▶
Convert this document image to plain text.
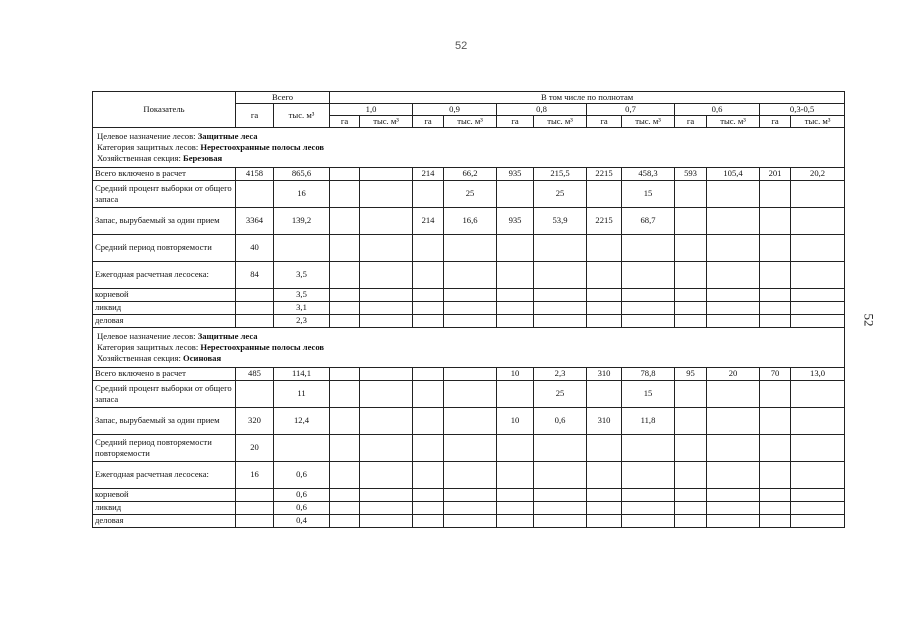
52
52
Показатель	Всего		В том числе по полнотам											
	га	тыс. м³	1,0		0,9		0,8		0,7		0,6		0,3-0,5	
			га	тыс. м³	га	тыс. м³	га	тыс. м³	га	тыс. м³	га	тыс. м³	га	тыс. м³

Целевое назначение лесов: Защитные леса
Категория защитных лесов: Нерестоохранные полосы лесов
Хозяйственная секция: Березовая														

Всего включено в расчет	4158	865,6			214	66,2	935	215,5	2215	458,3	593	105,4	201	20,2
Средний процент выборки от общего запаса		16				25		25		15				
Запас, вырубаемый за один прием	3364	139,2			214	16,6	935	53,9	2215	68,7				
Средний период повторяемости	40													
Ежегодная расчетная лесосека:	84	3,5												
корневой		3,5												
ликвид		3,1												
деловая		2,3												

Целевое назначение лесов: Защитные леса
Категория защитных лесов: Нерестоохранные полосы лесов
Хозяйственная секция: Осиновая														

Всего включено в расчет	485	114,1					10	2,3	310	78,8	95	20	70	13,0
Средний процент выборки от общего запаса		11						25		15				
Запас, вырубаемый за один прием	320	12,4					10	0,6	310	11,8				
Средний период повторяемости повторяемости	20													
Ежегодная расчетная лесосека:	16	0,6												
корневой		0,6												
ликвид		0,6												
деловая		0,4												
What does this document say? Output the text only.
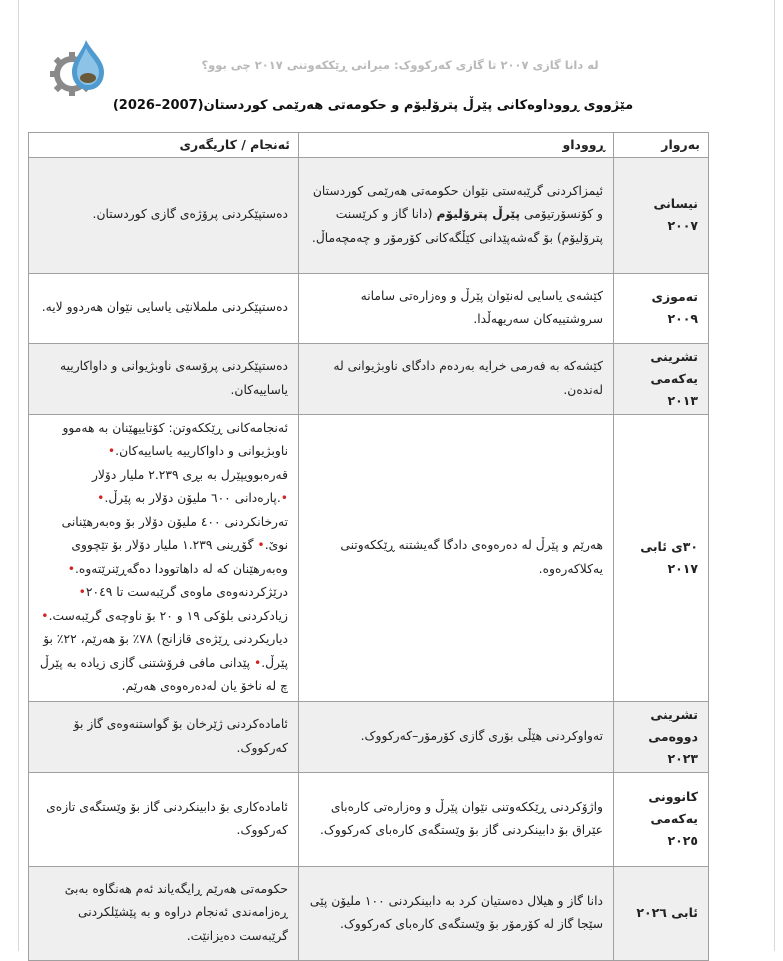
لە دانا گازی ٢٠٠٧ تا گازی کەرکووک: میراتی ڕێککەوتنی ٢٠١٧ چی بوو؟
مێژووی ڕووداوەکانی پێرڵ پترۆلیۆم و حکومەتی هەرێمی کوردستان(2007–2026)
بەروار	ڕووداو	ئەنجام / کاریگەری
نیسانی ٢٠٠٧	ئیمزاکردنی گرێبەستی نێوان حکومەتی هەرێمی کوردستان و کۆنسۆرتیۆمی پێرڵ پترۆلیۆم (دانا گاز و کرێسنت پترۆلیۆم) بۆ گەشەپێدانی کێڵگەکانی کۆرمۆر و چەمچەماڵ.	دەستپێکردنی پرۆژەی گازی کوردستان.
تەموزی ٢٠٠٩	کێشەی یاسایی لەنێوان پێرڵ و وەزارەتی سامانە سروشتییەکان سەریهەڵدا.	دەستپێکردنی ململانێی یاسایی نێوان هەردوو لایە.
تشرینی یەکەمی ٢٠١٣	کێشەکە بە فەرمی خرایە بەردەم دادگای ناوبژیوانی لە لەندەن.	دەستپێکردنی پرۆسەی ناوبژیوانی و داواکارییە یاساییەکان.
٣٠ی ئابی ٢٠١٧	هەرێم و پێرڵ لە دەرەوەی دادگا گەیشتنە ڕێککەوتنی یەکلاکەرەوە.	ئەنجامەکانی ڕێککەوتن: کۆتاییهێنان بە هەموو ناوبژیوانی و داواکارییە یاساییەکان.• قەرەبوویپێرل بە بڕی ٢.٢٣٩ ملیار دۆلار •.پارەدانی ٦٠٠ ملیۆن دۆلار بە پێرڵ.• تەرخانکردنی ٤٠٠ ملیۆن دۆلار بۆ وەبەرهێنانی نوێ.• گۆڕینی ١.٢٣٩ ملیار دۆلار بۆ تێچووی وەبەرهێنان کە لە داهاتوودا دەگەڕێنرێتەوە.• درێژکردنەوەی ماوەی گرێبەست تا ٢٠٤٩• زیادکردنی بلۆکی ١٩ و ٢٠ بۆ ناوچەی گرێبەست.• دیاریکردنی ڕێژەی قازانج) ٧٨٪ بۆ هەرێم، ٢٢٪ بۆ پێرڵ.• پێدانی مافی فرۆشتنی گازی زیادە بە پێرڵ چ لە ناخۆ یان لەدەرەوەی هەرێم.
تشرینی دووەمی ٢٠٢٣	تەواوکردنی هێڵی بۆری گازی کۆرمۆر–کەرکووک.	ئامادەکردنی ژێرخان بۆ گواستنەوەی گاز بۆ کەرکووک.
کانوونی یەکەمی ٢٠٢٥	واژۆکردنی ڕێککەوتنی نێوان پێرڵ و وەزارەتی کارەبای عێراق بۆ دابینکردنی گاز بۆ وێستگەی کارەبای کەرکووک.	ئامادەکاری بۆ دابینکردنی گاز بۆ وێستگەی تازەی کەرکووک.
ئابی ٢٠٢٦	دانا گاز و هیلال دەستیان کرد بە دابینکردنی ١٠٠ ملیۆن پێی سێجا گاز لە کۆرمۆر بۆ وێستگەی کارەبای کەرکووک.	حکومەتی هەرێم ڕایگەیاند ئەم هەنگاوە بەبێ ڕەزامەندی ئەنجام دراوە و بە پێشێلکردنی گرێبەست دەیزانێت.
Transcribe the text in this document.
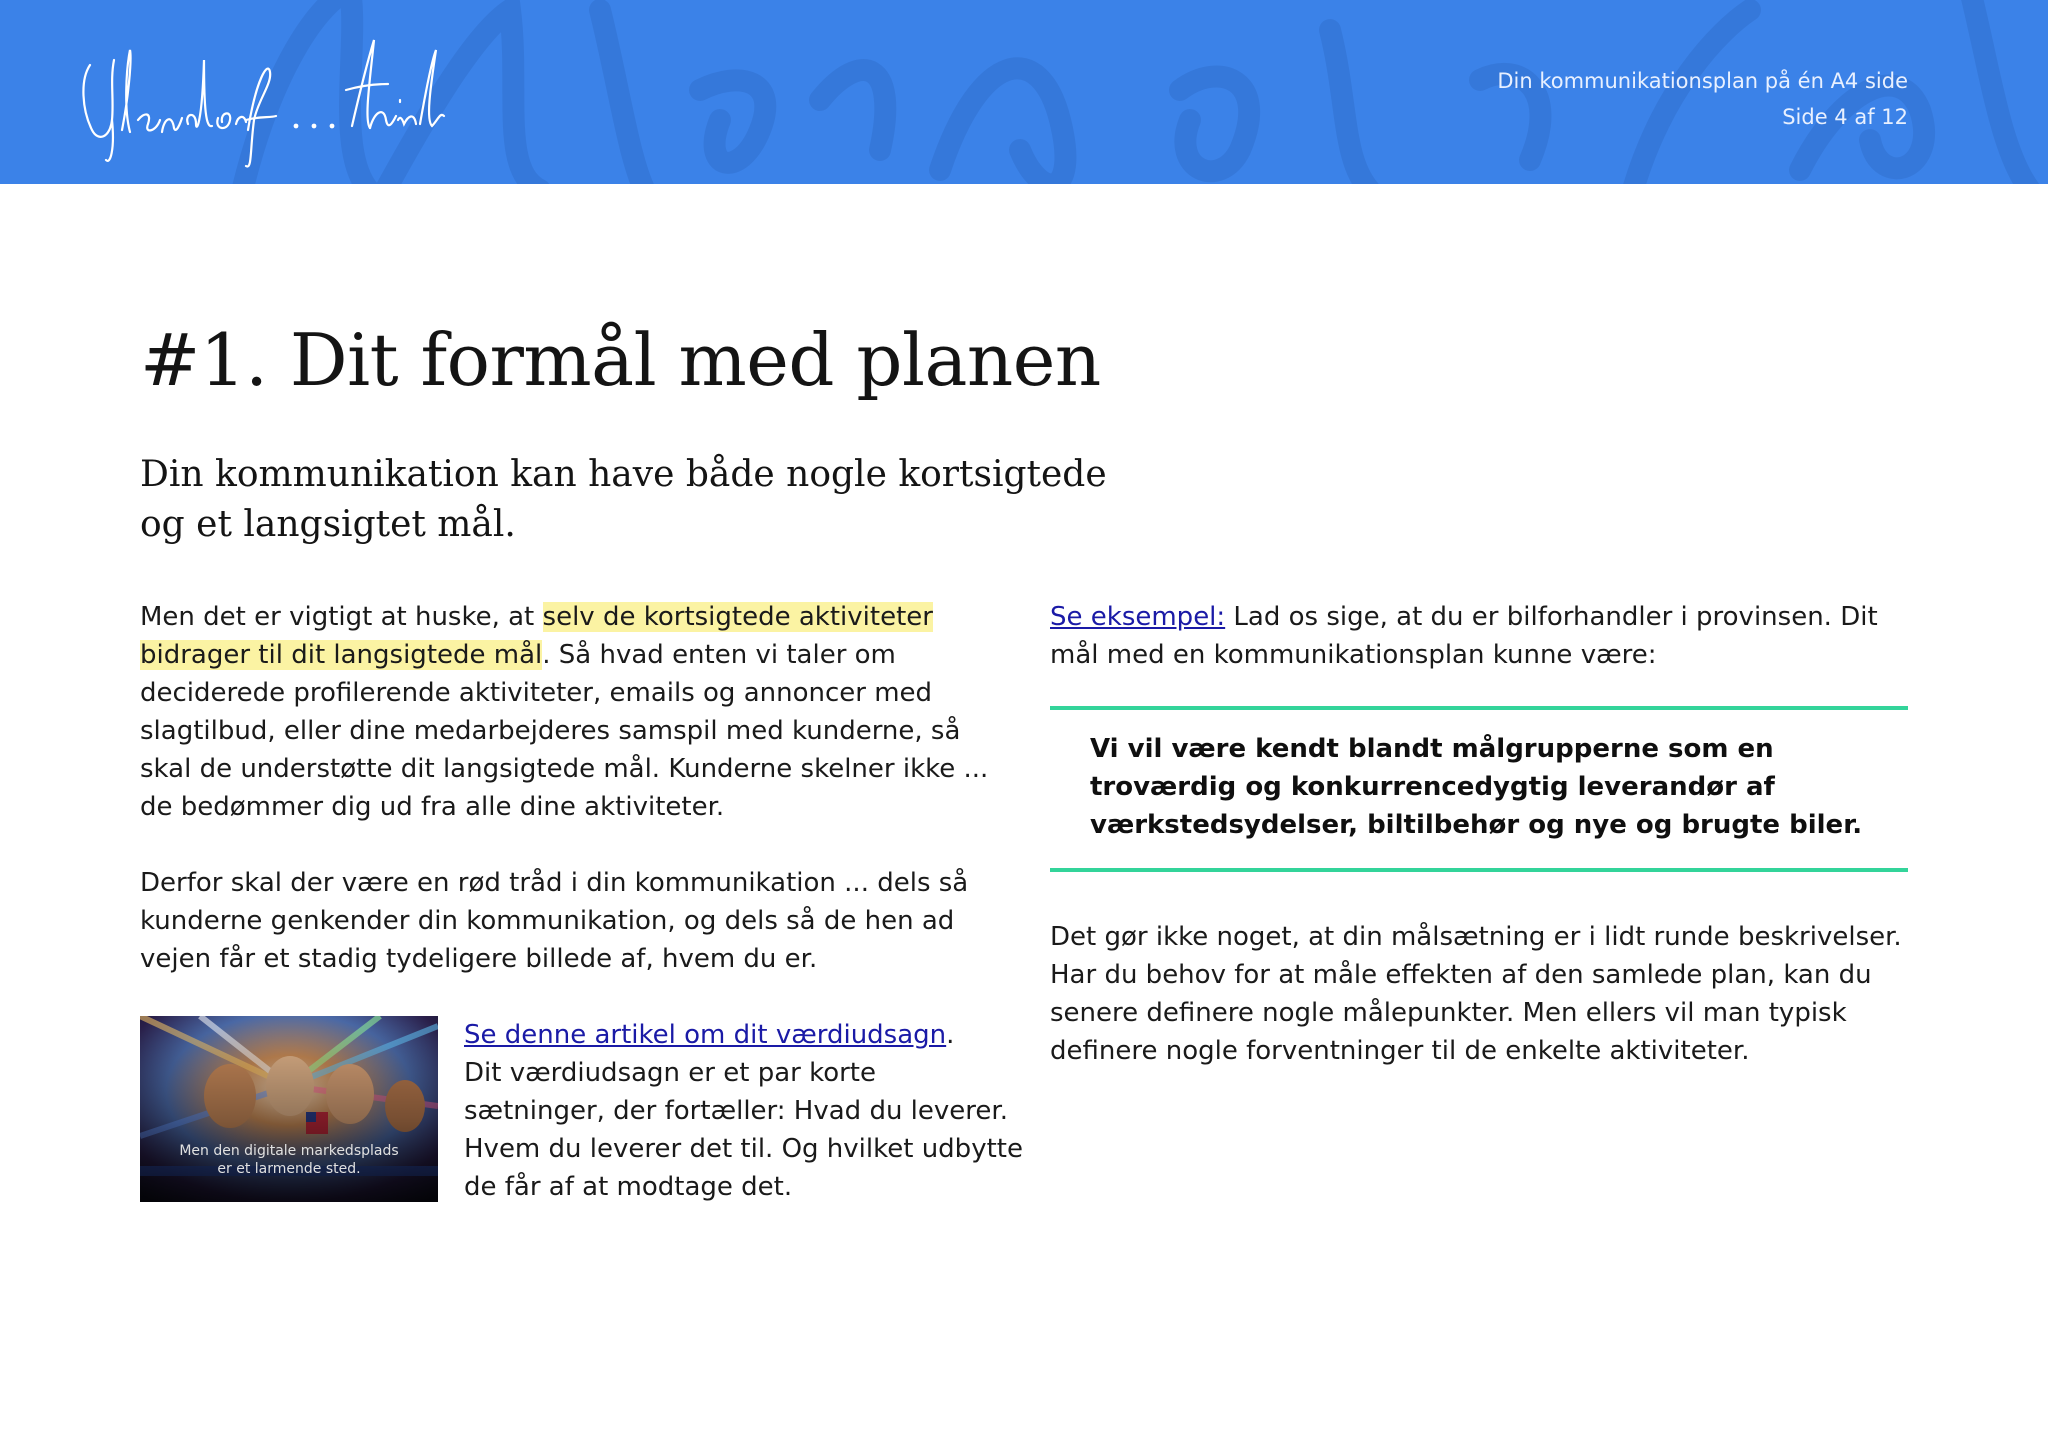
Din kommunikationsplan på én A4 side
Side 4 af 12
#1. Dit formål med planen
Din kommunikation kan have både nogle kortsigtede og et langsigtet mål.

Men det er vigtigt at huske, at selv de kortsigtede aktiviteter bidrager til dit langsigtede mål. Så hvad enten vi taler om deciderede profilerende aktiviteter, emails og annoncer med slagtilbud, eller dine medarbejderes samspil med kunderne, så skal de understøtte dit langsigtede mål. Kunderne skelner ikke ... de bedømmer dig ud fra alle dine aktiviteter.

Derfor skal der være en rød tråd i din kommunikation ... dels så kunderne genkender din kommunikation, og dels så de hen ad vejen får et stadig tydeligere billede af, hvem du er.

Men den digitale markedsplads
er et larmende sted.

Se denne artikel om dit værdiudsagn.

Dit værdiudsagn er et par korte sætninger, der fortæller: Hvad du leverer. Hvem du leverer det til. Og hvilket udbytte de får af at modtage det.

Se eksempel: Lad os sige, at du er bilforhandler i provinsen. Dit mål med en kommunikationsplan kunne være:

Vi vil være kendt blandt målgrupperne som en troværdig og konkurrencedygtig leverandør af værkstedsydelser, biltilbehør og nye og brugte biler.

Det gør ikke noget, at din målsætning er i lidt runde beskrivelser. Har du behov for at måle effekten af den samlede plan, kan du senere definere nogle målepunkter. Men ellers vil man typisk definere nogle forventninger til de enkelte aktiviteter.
◀
▶ _WORK TO BE COMPLETED_
Reproduce each entry precisely, dropping only the pictures.

▶ _OUTPUT FOR THIS TASK_
Convert this document image to plain text.
52
52
Показатель	Всего		В том числе по полнотам											
	га	тыс. м³	1,0		0,9		0,8		0,7		0,6		0,3-0,5	
			га	тыс. м³	га	тыс. м³	га	тыс. м³	га	тыс. м³	га	тыс. м³	га	тыс. м³

Целевое назначение лесов: Защитные леса
Категория защитных лесов: Нерестоохранные полосы лесов
Хозяйственная секция: Березовая														

Всего включено в расчет	4158	865,6			214	66,2	935	215,5	2215	458,3	593	105,4	201	20,2
Средний процент выборки от общего запаса		16				25		25		15				
Запас, вырубаемый за один прием	3364	139,2			214	16,6	935	53,9	2215	68,7				
Средний период повторяемости	40													
Ежегодная расчетная лесосека:	84	3,5												
корневой		3,5												
ликвид		3,1												
деловая		2,3												

Целевое назначение лесов: Защитные леса
Категория защитных лесов: Нерестоохранные полосы лесов
Хозяйственная секция: Осиновая														

Всего включено в расчет	485	114,1					10	2,3	310	78,8	95	20	70	13,0
Средний процент выборки от общего запаса		11						25		15				
Запас, вырубаемый за один прием	320	12,4					10	0,6	310	11,8				
Средний период повторяемости повторяемости	20													
Ежегодная расчетная лесосека:	16	0,6												
корневой		0,6												
ликвид		0,6												
деловая		0,4												
What does this document say? Output the text only.
لە دانا گازی ٢٠٠٧ تا گازی کەرکووک: میراتی ڕێککەوتنی ٢٠١٧ چی بوو؟
مێژووی ڕووداوەکانی پێرڵ پترۆلیۆم و حکومەتی هەرێمی کوردستان(2007–2026)
بەروار	ڕووداو	ئەنجام / کاریگەری
نیسانی ٢٠٠٧	ئیمزاکردنی گرێبەستی نێوان حکومەتی هەرێمی کوردستان و کۆنسۆرتیۆمی پێرڵ پترۆلیۆم (دانا گاز و کرێسنت پترۆلیۆم) بۆ گەشەپێدانی کێڵگەکانی کۆرمۆر و چەمچەماڵ.	دەستپێکردنی پرۆژەی گازی کوردستان.
تەموزی ٢٠٠٩	کێشەی یاسایی لەنێوان پێرڵ و وەزارەتی سامانە سروشتییەکان سەریهەڵدا.	دەستپێکردنی ململانێی یاسایی نێوان هەردوو لایە.
تشرینی یەکەمی ٢٠١٣	کێشەکە بە فەرمی خرایە بەردەم دادگای ناوبژیوانی لە لەندەن.	دەستپێکردنی پرۆسەی ناوبژیوانی و داواکارییە یاساییەکان.
٣٠ی ئابی ٢٠١٧	هەرێم و پێرڵ لە دەرەوەی دادگا گەیشتنە ڕێککەوتنی یەکلاکەرەوە.	ئەنجامەکانی ڕێککەوتن: کۆتاییهێنان بە هەموو ناوبژیوانی و داواکارییە یاساییەکان.• قەرەبوویپێرل بە بڕی ٢.٢٣٩ ملیار دۆلار •.پارەدانی ٦٠٠ ملیۆن دۆلار بە پێرڵ.• تەرخانکردنی ٤٠٠ ملیۆن دۆلار بۆ وەبەرهێنانی نوێ.• گۆڕینی ١.٢٣٩ ملیار دۆلار بۆ تێچووی وەبەرهێنان کە لە داهاتوودا دەگەڕێنرێتەوە.• درێژکردنەوەی ماوەی گرێبەست تا ٢٠٤٩• زیادکردنی بلۆکی ١٩ و ٢٠ بۆ ناوچەی گرێبەست.• دیاریکردنی ڕێژەی قازانج) ٧٨٪ بۆ هەرێم، ٢٢٪ بۆ پێرڵ.• پێدانی مافی فرۆشتنی گازی زیادە بە پێرڵ چ لە ناخۆ یان لەدەرەوەی هەرێم.
تشرینی دووەمی ٢٠٢٣	تەواوکردنی هێڵی بۆری گازی کۆرمۆر–کەرکووک.	ئامادەکردنی ژێرخان بۆ گواستنەوەی گاز بۆ کەرکووک.
کانوونی یەکەمی ٢٠٢٥	واژۆکردنی ڕێککەوتنی نێوان پێرڵ و وەزارەتی کارەبای عێراق بۆ دابینکردنی گاز بۆ وێستگەی کارەبای کەرکووک.	ئامادەکاری بۆ دابینکردنی گاز بۆ وێستگەی تازەی کەرکووک.
ئابی ٢٠٢٦	دانا گاز و هیلال دەستیان کرد بە دابینکردنی ١٠٠ ملیۆن پێی سێجا گاز لە کۆرمۆر بۆ وێستگەی کارەبای کەرکووک.	حکومەتی هەرێم ڕایگەیاند ئەم هەنگاوە بەبێ ڕەزامەندی ئەنجام دراوە و بە پێشێلکردنی گرێبەست دەیزانێت.
Transcribe the text in this document.
Din kommunikationsplan på én A4 side
Side 4 af 12
#1. Dit formål med planen
Din kommunikation kan have både nogle kortsigtede og et langsigtet mål.

Men det er vigtigt at huske, at selv de kortsigtede aktiviteter bidrager til dit langsigtede mål. Så hvad enten vi taler om deciderede profilerende aktiviteter, emails og annoncer med slagtilbud, eller dine medarbejderes samspil med kunderne, så skal de understøtte dit langsigtede mål. Kunderne skelner ikke ... de bedømmer dig ud fra alle dine aktiviteter.

Derfor skal der være en rød tråd i din kommunikation ... dels så kunderne genkender din kommunikation, og dels så de hen ad vejen får et stadig tydeligere billede af, hvem du er.

Men den digitale markedsplads
er et larmende sted.

Se denne artikel om dit værdiudsagn.

Dit værdiudsagn er et par korte sætninger, der fortæller: Hvad du leverer. Hvem du leverer det til. Og hvilket udbytte de får af at modtage det.

Se eksempel: Lad os sige, at du er bilforhandler i provinsen. Dit mål med en kommunikationsplan kunne være:

Vi vil være kendt blandt målgrupperne som en troværdig og konkurrencedygtig leverandør af værkstedsydelser, biltilbehør og nye og brugte biler.

Det gør ikke noget, at din målsætning er i lidt runde beskrivelser. Har du behov for at måle effekten af den samlede plan, kan du senere definere nogle målepunkter. Men ellers vil man typisk definere nogle forventninger til de enkelte aktiviteter.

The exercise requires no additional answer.